== Data in this exercise
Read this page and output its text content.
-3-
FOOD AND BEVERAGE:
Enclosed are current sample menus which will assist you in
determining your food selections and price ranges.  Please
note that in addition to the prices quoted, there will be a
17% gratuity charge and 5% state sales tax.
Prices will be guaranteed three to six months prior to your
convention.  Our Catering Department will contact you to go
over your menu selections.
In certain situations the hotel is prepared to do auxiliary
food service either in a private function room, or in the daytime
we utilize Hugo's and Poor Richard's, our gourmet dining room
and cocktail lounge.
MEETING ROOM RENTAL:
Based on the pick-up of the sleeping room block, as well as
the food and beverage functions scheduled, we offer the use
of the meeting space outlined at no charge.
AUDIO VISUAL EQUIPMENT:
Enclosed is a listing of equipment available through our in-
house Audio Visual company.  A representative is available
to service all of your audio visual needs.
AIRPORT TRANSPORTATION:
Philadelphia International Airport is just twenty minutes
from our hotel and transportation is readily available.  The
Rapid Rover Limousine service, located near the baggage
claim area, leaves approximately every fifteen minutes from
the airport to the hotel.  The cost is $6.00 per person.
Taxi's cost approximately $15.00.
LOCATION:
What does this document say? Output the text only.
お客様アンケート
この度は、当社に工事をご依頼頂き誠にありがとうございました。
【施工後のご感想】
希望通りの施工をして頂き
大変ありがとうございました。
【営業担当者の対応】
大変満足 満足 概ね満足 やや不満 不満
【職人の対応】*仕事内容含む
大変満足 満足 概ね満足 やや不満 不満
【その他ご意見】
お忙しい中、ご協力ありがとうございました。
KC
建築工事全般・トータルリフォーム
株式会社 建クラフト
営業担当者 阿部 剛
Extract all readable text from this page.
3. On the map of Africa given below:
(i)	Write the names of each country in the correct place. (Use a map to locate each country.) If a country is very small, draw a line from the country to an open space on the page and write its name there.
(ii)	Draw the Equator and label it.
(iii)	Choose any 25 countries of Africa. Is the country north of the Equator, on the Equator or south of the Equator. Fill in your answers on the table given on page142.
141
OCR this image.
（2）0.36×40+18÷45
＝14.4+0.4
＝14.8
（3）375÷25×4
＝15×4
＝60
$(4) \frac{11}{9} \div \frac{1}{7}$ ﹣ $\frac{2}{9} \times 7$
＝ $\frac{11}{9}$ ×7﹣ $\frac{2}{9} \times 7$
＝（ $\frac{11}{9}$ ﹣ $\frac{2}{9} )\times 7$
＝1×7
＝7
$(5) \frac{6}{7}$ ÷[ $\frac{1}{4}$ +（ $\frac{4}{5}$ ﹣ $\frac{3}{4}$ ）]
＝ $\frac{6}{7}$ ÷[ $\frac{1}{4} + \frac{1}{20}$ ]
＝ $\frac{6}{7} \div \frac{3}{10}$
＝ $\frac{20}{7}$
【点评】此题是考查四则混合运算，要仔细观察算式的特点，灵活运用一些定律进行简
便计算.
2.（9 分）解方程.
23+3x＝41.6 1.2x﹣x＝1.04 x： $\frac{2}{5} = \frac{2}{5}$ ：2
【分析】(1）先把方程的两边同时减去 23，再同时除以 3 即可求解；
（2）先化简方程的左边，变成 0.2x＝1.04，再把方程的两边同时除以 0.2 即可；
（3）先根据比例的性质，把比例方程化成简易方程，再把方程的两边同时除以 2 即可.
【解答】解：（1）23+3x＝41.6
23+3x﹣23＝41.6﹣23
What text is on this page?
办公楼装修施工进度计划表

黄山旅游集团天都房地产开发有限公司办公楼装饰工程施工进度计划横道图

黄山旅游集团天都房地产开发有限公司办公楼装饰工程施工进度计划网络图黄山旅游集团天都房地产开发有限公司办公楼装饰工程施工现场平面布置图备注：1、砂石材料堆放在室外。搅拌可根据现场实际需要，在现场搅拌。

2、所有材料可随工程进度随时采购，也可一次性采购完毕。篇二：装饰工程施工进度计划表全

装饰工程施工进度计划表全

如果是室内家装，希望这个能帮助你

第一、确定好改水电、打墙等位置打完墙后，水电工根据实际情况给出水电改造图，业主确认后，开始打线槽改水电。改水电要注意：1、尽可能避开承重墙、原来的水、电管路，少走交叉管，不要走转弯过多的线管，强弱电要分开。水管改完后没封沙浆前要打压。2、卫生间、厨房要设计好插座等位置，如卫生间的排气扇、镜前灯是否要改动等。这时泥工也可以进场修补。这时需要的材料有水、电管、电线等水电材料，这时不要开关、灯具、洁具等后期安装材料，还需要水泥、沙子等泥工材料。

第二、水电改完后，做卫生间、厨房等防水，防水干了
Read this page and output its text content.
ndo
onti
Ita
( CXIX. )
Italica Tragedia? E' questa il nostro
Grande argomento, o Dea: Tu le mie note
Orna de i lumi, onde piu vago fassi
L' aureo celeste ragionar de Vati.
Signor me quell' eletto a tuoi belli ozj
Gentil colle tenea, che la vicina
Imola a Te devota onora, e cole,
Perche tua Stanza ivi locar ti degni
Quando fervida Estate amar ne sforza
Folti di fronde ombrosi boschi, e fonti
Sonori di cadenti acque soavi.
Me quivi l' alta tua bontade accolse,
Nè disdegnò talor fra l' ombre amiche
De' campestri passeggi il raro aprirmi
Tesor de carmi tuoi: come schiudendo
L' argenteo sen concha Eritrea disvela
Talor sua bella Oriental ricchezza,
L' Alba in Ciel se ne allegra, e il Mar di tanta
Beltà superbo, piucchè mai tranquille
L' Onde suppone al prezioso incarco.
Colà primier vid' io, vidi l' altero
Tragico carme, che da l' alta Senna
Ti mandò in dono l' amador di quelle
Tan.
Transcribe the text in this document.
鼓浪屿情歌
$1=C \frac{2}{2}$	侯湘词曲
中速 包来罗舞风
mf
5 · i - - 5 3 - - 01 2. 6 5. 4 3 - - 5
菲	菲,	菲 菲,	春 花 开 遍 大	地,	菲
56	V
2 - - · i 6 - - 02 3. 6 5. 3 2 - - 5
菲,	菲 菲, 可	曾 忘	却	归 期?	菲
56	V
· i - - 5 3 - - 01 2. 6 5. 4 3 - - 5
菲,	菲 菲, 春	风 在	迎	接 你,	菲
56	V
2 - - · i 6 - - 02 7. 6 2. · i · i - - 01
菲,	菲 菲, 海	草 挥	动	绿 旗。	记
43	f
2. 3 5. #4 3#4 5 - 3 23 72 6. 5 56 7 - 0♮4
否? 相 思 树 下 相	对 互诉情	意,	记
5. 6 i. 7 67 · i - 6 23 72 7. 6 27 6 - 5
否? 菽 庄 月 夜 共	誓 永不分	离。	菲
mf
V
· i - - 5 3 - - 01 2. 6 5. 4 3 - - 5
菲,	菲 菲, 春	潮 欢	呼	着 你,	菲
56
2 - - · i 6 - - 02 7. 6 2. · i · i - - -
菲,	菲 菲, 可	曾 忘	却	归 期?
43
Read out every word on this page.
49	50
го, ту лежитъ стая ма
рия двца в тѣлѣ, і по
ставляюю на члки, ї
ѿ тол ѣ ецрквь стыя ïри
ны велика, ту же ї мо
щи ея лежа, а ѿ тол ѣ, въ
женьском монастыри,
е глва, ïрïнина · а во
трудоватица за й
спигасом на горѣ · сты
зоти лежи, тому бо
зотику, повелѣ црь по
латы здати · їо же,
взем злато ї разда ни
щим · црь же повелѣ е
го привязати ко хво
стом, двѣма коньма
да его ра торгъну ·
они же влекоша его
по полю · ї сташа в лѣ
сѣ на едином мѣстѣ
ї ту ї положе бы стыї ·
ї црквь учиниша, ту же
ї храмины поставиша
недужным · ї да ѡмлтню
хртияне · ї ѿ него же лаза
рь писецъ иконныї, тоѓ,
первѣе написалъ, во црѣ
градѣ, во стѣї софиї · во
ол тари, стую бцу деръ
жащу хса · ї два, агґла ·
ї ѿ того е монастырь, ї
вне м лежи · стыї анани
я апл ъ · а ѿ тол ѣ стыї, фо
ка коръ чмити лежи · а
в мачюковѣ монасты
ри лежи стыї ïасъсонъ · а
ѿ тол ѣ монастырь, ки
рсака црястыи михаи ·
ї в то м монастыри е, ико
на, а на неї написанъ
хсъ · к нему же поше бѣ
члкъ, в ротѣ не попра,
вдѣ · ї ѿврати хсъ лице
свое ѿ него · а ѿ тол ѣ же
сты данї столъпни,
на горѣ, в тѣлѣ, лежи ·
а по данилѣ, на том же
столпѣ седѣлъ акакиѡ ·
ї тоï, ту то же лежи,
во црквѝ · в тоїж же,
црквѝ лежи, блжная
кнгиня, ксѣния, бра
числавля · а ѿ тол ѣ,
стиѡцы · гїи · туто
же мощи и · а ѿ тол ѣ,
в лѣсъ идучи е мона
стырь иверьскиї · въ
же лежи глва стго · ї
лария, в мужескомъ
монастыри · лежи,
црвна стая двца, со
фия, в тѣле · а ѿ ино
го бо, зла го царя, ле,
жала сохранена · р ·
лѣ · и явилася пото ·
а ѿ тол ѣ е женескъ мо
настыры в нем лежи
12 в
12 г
====
Work to complete
From the records above, copy every line that holds the word "стая".

Answer
го, ту лежитъ стая ма
црвна стая двца, со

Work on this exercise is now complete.